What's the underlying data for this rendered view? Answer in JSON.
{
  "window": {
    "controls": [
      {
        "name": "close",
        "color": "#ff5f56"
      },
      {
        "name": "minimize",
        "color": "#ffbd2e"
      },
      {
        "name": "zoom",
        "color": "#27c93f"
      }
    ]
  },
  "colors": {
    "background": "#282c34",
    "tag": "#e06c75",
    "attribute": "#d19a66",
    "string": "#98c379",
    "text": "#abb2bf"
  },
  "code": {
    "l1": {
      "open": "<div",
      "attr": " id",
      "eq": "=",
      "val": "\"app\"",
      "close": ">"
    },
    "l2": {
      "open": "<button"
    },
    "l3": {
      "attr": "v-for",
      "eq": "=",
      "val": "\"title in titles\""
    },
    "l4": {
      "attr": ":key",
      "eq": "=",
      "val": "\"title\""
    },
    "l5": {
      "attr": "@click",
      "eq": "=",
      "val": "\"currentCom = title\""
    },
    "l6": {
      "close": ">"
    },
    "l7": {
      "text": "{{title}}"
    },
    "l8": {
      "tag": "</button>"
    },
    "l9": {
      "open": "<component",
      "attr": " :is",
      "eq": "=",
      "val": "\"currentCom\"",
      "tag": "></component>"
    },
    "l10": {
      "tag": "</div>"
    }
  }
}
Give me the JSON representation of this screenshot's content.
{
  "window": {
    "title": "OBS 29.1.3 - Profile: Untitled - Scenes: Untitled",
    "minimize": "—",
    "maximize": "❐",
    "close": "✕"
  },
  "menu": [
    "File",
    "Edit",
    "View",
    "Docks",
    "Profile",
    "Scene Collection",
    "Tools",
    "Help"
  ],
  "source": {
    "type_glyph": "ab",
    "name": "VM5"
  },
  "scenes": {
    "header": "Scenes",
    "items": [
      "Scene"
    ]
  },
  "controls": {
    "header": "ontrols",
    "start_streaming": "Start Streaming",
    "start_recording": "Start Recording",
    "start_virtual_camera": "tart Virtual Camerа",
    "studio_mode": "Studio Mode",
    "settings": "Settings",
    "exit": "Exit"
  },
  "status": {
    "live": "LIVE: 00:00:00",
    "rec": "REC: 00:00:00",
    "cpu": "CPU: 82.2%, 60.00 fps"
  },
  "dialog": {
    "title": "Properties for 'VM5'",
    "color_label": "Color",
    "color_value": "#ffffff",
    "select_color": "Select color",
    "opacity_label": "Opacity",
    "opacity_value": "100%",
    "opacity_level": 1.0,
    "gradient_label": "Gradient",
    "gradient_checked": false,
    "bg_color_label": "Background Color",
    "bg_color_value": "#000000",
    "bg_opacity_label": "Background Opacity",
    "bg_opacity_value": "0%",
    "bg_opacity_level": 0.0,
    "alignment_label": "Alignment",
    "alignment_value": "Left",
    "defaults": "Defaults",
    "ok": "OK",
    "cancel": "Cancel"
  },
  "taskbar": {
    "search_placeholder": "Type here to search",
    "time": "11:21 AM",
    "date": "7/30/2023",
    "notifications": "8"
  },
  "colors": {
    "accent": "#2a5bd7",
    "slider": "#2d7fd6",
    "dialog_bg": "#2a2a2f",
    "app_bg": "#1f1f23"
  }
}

* [Your instructions] Set out the complete listing exactly as shown.

* [Written response]
What's the underlying data for this rendered view? Answer in JSON.
{
  "window": {
    "controls": [
      {
        "name": "close",
        "color": "#ff5f56"
      },
      {
        "name": "minimize",
        "color": "#ffbd2e"
      },
      {
        "name": "zoom",
        "color": "#27c93f"
      }
    ]
  },
  "colors": {
    "background": "#282c34",
    "tag": "#e06c75",
    "attribute": "#d19a66",
    "string": "#98c379",
    "text": "#abb2bf"
  },
  "code": {
    "l1": {
      "open": "<div",
      "attr": " id",
      "eq": "=",
      "val": "\"app\"",
      "close": ">"
    },
    "l2": {
      "open": "<button"
    },
    "l3": {
      "attr": "v-for",
      "eq": "=",
      "val": "\"title in titles\""
    },
    "l4": {
      "attr": ":key",
      "eq": "=",
      "val": "\"title\""
    },
    "l5": {
      "attr": "@click",
      "eq": "=",
      "val": "\"currentCom = title\""
    },
    "l6": {
      "close": ">"
    },
    "l7": {
      "text": "{{title}}"
    },
    "l8": {
      "tag": "</button>"
    },
    "l9": {
      "open": "<component",
      "attr": " :is",
      "eq": "=",
      "val": "\"currentCom\"",
      "tag": "></component>"
    },
    "l10": {
      "tag": "</div>"
    }
  }
}
Give me the JSON representation of this screenshot's content.
{
  "window": {
    "title": "OBS 29.1.3 - Profile: Untitled - Scenes: Untitled",
    "minimize": "—",
    "maximize": "❐",
    "close": "✕"
  },
  "menu": [
    "File",
    "Edit",
    "View",
    "Docks",
    "Profile",
    "Scene Collection",
    "Tools",
    "Help"
  ],
  "source": {
    "type_glyph": "ab",
    "name": "VM5"
  },
  "scenes": {
    "header": "Scenes",
    "items": [
      "Scene"
    ]
  },
  "controls": {
    "header": "ontrols",
    "start_streaming": "Start Streaming",
    "start_recording": "Start Recording",
    "start_virtual_camera": "tart Virtual Camerа",
    "studio_mode": "Studio Mode",
    "settings": "Settings",
    "exit": "Exit"
  },
  "status": {
    "live": "LIVE: 00:00:00",
    "rec": "REC: 00:00:00",
    "cpu": "CPU: 82.2%, 60.00 fps"
  },
  "dialog": {
    "title": "Properties for 'VM5'",
    "color_label": "Color",
    "color_value": "#ffffff",
    "select_color": "Select color",
    "opacity_label": "Opacity",
    "opacity_value": "100%",
    "opacity_level": 1.0,
    "gradient_label": "Gradient",
    "gradient_checked": false,
    "bg_color_label": "Background Color",
    "bg_color_value": "#000000",
    "bg_opacity_label": "Background Opacity",
    "bg_opacity_value": "0%",
    "bg_opacity_level": 0.0,
    "alignment_label": "Alignment",
    "alignment_value": "Left",
    "defaults": "Defaults",
    "ok": "OK",
    "cancel": "Cancel"
  },
  "taskbar": {
    "search_placeholder": "Type here to search",
    "time": "11:21 AM",
    "date": "7/30/2023",
    "notifications": "8"
  },
  "colors": {
    "accent": "#2a5bd7",
    "slider": "#2d7fd6",
    "dialog_bg": "#2a2a2f",
    "app_bg": "#1f1f23"
  }
}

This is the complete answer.